*DATASET ENTRIES:*
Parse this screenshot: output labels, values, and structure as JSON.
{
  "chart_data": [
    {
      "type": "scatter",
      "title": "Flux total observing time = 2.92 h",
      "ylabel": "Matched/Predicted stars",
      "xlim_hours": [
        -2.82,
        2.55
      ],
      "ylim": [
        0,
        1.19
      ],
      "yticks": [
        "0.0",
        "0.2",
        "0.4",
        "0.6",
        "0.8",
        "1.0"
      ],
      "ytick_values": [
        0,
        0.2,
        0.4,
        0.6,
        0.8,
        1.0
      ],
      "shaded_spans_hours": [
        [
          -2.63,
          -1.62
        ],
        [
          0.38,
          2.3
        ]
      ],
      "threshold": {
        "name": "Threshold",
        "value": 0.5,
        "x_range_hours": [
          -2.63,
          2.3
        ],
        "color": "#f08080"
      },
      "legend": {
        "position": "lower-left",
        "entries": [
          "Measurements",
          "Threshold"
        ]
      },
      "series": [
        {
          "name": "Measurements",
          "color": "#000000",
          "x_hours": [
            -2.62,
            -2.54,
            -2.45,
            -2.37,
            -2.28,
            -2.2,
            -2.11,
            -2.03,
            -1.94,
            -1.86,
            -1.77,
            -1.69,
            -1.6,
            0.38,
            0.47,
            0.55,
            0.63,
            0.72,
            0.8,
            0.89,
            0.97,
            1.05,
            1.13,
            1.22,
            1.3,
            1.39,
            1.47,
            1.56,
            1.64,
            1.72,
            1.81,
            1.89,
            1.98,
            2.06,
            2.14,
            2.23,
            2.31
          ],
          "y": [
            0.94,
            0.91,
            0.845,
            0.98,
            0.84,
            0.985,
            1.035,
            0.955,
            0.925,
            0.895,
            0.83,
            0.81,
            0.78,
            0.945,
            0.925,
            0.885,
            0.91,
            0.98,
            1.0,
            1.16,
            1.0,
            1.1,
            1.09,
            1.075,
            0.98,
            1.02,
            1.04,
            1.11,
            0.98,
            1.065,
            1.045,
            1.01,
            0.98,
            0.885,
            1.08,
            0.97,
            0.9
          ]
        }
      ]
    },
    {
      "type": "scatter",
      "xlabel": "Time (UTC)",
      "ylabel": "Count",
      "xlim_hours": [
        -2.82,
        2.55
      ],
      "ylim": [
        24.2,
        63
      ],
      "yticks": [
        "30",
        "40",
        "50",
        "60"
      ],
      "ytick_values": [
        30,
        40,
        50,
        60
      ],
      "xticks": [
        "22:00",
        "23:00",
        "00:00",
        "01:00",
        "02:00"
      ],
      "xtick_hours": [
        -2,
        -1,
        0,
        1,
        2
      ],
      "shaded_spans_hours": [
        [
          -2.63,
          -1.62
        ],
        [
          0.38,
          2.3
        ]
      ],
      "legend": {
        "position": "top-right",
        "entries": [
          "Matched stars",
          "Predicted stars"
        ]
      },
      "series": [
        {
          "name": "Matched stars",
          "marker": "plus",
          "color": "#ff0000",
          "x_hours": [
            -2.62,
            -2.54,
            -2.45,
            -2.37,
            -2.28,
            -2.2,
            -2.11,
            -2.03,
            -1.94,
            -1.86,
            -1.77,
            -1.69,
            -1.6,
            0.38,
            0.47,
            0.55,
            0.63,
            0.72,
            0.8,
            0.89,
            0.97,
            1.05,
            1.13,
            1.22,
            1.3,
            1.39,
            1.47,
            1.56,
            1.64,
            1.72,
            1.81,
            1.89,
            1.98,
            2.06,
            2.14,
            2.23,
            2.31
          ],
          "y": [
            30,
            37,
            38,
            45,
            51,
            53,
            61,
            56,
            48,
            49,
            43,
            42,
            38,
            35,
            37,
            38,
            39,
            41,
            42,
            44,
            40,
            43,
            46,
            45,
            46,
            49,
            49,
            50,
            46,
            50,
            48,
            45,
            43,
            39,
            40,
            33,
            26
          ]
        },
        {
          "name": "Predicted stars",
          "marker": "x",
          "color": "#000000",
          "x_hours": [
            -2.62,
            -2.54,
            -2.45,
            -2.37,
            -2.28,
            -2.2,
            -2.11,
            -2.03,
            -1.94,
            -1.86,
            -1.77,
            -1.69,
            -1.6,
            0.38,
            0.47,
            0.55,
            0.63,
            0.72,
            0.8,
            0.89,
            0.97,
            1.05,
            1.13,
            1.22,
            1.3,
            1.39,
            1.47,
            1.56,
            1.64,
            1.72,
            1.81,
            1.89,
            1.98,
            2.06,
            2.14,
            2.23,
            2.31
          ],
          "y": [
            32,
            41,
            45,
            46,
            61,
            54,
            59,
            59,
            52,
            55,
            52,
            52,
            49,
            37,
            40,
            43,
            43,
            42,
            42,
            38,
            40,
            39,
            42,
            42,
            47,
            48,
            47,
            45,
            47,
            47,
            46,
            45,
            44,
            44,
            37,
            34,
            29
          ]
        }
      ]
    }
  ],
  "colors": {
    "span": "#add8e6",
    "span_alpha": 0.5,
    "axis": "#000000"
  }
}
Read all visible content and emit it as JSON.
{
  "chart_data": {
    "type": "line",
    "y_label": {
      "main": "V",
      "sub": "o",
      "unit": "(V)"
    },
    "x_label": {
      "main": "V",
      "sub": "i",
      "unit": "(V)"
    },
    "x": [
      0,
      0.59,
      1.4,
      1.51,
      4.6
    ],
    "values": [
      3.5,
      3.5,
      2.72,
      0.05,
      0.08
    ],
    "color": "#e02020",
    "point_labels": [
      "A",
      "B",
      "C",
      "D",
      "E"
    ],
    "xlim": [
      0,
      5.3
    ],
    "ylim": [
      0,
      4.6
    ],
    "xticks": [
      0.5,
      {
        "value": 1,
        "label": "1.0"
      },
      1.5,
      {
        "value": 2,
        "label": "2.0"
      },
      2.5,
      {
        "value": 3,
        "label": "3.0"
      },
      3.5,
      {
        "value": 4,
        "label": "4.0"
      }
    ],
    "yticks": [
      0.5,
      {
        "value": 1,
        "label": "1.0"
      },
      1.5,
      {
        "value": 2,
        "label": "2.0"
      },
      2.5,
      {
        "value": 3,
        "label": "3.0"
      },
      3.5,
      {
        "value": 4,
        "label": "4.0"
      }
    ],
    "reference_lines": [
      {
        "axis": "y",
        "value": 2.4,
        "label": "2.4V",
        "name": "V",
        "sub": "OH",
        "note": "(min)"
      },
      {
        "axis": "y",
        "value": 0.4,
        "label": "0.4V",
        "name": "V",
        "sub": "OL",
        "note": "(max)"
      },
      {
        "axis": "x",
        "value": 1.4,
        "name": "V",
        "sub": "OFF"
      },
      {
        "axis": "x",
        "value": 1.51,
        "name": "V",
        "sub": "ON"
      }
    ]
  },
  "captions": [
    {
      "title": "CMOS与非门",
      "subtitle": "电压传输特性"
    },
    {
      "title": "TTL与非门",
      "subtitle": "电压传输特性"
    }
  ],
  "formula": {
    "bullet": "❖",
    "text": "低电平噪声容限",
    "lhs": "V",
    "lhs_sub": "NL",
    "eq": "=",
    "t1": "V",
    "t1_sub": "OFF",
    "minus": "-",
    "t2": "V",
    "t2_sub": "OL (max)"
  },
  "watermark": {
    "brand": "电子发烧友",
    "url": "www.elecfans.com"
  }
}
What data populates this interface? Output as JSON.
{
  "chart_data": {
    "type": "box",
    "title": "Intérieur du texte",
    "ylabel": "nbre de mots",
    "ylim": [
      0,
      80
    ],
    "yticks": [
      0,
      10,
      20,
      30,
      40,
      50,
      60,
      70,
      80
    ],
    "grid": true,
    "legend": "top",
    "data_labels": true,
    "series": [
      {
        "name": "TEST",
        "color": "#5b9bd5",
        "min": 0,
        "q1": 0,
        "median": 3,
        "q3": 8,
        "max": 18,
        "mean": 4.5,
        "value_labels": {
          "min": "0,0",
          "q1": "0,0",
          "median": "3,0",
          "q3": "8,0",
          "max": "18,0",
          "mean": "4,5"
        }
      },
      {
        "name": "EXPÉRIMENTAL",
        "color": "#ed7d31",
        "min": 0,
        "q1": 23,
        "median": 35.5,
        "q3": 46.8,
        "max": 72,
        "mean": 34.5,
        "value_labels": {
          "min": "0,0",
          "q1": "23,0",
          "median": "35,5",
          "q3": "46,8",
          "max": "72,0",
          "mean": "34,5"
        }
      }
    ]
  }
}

*SET EXERCISE:*
Return, unchanged, each line from the line containing "What data populates" through the last line of the material.

*TASK RESPONSE:*
What data populates this interface? Output as JSON.
{
  "chart_data": {
    "type": "box",
    "title": "Intérieur du texte",
    "ylabel": "nbre de mots",
    "ylim": [
      0,
      80
    ],
    "yticks": [
      0,
      10,
      20,
      30,
      40,
      50,
      60,
      70,
      80
    ],
    "grid": true,
    "legend": "top",
    "data_labels": true,
    "series": [
      {
        "name": "TEST",
        "color": "#5b9bd5",
        "min": 0,
        "q1": 0,
        "median": 3,
        "q3": 8,
        "max": 18,
        "mean": 4.5,
        "value_labels": {
          "min": "0,0",
          "q1": "0,0",
          "median": "3,0",
          "q3": "8,0",
          "max": "18,0",
          "mean": "4,5"
        }
      },
      {
        "name": "EXPÉRIMENTAL",
        "color": "#ed7d31",
        "min": 0,
        "q1": 23,
        "median": 35.5,
        "q3": 46.8,
        "max": 72,
        "mean": 34.5,
        "value_labels": {
          "min": "0,0",
          "q1": "23,0",
          "median": "35,5",
          "q3": "46,8",
          "max": "72,0",
          "mean": "34,5"
        }
      }
    ]
  }
}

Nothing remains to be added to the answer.